• CONSIGNE: Condensez sous forme de liste à puces le paragraphe du texte source qui commence par « Si pour les repos », en conservant ses faits principaux.

═════ TEXTE SOURCE

Vous croyez que l'avenir de la Bourse de Montréal sera déterminé du fait qu'elle est acquise par la London Stock Exchange ou le groupe des neufs piloté par Luc Bertrand (Maple Acquisitions)? En partie oui, mais une autre bataille tout aussi importante pourrait bien se profiler en coulisses, non seulement pour Montréal, mais pour plusieurs institutions financières du Québec.
L'un des axes les plus importants du projet de Maple Acquisition (en fait le plus important) repose sur l'intégration de la chambre de compensation de la Bourse de Montréal (pour les produits dérivés) avec celle de CDS (pour les actions et obligations).
Luc Bertrand a assez longuement insisté lundi sur le potentiel de revenus pour Maple de nouveaux produits qui devront bientôt obligatoirement passer par cette chambre. Il renvoyait en fait à deux types de produits du marché canadien: les repos et les swaps de taux d'intérêt.
Si pour les repos l'affaire est dans le sac, c'est loin d'être le cas pour les swaps, le plus gros des marchés. Et un important bras de fer pourrait bien prochainement s'engager entre certaines grandes banques canadiennes et de plus petites institutions comme la Nationale, la Laurentienne et le Mouvement Desjardins. Avec pour enjeu central non seulement la Bourse de Montréal, mais également leur propre intérêt.

══════════
═════ ENREGISTREMENTS

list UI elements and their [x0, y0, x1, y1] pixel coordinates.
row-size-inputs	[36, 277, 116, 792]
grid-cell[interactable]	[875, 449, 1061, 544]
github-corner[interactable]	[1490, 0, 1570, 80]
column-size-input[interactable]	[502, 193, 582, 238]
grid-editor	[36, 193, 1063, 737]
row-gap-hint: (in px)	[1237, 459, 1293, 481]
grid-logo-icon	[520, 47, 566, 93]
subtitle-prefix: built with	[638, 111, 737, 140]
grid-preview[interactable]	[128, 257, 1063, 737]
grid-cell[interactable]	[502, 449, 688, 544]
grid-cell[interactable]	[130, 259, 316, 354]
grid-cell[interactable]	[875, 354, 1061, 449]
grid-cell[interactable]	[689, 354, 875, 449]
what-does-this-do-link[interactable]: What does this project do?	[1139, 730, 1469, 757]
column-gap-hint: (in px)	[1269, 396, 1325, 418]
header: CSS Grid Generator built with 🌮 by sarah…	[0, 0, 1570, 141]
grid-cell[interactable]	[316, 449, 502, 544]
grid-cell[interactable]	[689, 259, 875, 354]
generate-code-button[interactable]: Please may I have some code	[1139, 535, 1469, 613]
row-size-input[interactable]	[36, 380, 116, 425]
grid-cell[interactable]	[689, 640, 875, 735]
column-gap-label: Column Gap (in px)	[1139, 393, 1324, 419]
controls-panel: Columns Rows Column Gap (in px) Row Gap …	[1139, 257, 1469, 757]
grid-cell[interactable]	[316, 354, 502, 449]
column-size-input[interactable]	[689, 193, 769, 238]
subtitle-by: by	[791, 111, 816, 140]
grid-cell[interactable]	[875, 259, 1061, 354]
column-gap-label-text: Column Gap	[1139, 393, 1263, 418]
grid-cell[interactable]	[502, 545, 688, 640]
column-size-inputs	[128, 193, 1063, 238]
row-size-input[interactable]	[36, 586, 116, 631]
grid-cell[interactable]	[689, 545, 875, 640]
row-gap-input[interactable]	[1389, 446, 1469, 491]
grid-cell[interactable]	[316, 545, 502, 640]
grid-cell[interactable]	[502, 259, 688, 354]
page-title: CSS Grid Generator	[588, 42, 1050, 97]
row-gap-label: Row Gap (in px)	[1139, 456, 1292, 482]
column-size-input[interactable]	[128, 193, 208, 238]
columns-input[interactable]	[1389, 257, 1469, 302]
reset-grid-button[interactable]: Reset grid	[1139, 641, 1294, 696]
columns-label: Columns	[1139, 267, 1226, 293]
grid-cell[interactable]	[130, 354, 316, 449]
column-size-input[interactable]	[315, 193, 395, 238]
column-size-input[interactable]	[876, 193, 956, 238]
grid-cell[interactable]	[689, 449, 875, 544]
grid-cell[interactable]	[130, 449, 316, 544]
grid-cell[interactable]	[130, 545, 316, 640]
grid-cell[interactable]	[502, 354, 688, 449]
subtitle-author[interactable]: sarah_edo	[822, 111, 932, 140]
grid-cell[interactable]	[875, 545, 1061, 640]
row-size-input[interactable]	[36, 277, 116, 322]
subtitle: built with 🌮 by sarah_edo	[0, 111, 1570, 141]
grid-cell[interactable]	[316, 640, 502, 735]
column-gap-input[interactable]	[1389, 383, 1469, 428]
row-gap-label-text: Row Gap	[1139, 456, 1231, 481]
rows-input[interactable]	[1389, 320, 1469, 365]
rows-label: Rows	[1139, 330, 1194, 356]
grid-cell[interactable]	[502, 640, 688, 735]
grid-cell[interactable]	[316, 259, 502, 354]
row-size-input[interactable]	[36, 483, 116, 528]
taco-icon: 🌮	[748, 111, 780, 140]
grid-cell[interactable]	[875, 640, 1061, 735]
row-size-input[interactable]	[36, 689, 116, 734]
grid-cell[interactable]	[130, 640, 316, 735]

══════════

• SOLUTION COMPLÈTE:
- Pour les repos, l'affaire est dans le sac ; pour les swaps, le plus gros des marchés, c'est loin d'être le cas.
- Un bras de fer pourrait prochainement s'engager entre certaines grandes banques canadiennes et de plus petites institutions : la Nationale, la Laurentienne et le Mouvement Desjardins.
- L'enjeu central est la Bourse de Montréal, mais aussi l'intérêt propre de ces institutions.